### Exercise description
From the listing below, copy every line with the word "feelings".

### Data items
┄┄┄┄┄┄┄┄┄┄┄┄┄┄┄┄┄┄┄┄
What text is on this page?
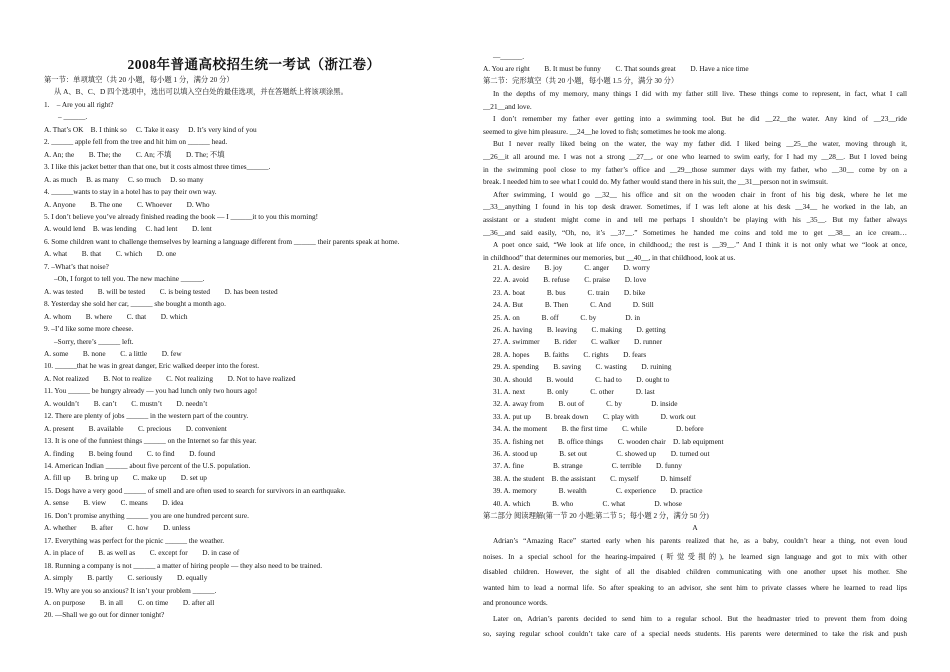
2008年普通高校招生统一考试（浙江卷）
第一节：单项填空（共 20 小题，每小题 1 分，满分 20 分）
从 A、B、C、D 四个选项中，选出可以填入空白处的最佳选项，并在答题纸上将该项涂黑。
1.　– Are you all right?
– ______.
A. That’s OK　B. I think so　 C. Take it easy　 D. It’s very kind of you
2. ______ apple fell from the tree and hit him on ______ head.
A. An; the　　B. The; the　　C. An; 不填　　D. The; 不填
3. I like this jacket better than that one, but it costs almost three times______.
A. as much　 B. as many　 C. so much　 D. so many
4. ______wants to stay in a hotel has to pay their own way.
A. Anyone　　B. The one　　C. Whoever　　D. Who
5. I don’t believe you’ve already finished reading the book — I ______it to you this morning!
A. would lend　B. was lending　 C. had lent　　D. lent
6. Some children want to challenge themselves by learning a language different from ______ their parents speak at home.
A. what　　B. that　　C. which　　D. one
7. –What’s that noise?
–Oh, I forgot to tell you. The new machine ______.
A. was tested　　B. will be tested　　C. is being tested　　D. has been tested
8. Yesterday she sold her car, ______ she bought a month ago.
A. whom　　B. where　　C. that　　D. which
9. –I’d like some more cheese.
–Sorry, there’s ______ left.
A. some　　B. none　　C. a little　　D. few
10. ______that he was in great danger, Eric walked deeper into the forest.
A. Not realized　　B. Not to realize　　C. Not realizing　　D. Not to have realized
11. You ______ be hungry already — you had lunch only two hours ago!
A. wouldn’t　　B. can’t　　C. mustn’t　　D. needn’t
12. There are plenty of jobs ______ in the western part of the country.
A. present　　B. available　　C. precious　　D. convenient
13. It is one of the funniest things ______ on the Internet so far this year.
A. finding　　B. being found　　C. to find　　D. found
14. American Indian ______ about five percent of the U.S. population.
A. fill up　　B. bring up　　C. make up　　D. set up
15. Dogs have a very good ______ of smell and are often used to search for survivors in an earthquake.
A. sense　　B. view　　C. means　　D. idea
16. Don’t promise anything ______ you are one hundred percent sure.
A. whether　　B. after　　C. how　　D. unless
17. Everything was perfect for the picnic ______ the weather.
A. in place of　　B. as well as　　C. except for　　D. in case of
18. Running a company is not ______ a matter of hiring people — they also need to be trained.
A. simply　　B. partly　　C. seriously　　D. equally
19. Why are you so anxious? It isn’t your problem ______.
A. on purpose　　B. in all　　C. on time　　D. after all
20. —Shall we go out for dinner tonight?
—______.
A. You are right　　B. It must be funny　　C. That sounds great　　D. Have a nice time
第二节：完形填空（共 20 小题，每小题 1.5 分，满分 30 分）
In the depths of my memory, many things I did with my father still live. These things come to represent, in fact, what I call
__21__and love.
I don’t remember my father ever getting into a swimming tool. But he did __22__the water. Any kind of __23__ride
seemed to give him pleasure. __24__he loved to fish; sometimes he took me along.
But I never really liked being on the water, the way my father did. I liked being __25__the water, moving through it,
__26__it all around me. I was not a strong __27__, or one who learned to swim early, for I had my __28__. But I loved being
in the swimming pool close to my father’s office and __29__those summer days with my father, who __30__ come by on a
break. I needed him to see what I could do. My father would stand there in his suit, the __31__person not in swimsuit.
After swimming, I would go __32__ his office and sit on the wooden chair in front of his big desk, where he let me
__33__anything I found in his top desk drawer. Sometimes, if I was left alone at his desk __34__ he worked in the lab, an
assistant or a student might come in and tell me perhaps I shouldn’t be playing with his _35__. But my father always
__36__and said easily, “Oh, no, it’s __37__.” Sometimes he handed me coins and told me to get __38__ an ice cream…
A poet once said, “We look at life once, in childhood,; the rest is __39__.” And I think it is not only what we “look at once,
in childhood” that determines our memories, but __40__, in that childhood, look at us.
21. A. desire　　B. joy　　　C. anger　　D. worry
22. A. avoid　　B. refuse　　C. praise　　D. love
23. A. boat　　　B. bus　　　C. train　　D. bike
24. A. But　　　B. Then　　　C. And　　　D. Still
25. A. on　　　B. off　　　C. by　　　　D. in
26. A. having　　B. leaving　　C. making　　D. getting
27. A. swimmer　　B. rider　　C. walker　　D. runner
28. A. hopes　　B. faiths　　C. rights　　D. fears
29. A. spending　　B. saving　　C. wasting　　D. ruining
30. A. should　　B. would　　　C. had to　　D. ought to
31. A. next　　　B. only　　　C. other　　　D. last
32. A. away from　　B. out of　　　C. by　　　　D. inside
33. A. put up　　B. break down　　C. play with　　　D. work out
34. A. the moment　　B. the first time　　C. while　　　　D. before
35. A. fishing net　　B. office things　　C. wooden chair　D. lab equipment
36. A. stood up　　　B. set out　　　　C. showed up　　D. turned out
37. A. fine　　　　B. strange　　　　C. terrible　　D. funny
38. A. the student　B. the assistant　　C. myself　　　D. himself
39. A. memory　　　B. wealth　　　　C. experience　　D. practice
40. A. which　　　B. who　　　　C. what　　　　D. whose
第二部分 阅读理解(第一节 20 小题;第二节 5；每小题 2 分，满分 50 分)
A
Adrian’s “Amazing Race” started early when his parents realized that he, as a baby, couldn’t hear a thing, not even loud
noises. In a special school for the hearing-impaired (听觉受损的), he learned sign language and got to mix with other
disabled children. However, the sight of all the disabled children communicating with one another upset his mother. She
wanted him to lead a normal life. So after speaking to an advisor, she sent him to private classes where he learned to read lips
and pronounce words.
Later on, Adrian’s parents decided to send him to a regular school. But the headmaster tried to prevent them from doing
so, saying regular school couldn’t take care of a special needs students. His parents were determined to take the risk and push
┄┄┄┄┄┄┄┄┄┄┄┄┄┄┄┄┄┄┄┄
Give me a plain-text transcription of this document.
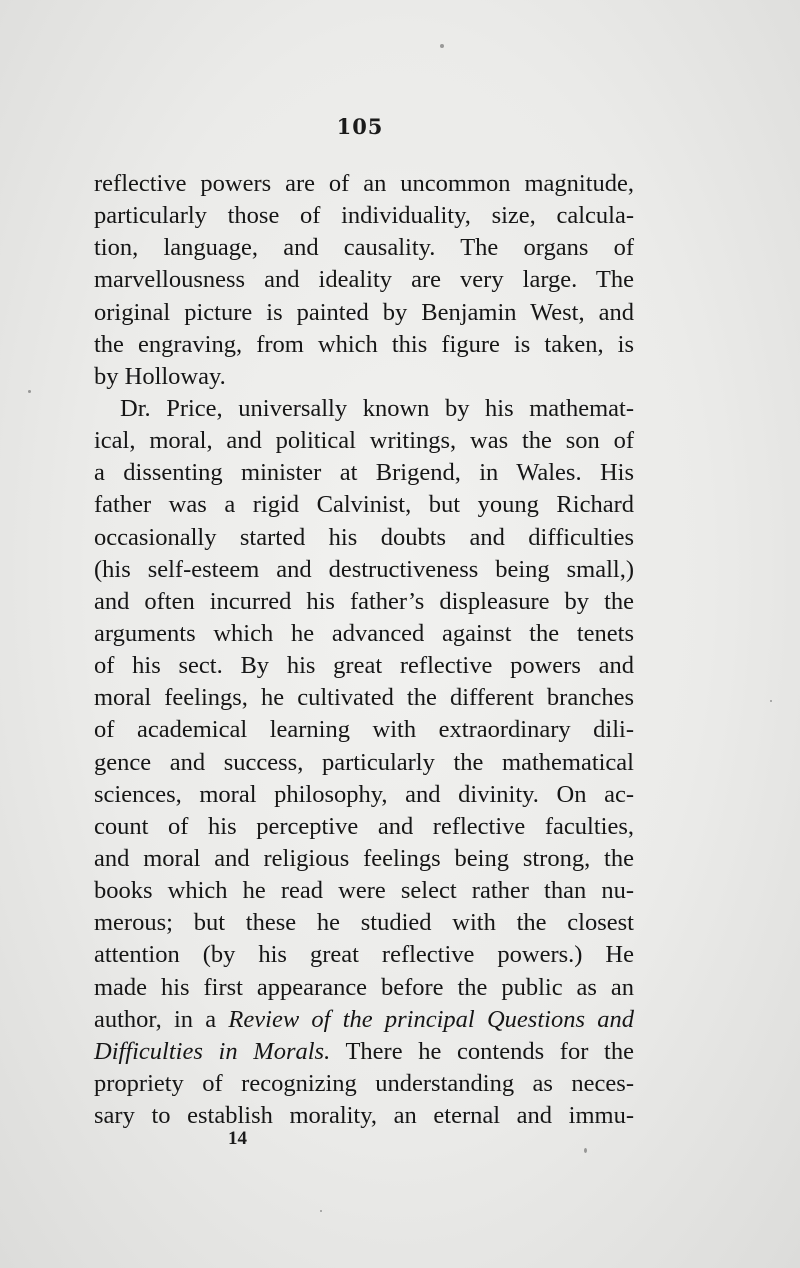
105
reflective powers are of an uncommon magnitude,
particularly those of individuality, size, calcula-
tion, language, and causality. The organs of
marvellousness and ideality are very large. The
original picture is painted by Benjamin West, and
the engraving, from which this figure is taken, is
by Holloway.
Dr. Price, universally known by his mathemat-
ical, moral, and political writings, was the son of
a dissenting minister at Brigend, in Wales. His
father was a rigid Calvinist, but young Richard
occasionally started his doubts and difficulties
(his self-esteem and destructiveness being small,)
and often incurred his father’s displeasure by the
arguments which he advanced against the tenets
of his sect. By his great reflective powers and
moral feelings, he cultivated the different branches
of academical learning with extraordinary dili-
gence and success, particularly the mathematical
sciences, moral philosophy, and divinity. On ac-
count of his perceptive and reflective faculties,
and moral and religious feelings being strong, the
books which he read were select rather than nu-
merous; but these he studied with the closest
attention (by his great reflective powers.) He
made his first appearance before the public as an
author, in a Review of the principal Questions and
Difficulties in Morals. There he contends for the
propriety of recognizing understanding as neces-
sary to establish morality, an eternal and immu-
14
┄┄┄┄┄┄┄┄┄┄┄┄┄┄┄┄┄┄┄┄
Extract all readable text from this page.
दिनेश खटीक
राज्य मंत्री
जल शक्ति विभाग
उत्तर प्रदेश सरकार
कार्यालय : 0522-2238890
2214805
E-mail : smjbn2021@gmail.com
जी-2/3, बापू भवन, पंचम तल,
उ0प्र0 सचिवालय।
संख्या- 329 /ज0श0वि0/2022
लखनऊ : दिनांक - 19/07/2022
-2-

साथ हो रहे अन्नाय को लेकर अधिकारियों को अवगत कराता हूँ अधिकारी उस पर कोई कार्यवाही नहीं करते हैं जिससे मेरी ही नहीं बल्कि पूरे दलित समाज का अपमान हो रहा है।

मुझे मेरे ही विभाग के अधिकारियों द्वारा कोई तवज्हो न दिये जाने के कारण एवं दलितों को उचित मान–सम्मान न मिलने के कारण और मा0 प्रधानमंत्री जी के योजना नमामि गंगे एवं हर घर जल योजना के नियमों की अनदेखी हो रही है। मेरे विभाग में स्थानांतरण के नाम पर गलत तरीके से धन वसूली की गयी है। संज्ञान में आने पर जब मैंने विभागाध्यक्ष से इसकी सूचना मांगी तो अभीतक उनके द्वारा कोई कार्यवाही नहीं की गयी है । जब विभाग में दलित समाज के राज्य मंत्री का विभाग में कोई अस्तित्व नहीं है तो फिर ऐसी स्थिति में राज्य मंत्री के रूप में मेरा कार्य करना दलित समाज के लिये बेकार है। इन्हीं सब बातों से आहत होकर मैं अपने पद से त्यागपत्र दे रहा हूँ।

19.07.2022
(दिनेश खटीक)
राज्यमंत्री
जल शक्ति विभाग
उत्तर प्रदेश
┄┄┄┄┄┄┄┄┄┄┄┄┄┄┄┄┄┄┄┄
### Response for this exercise
moral feelings, he cultivated the different branches
and moral and religious feelings being strong, the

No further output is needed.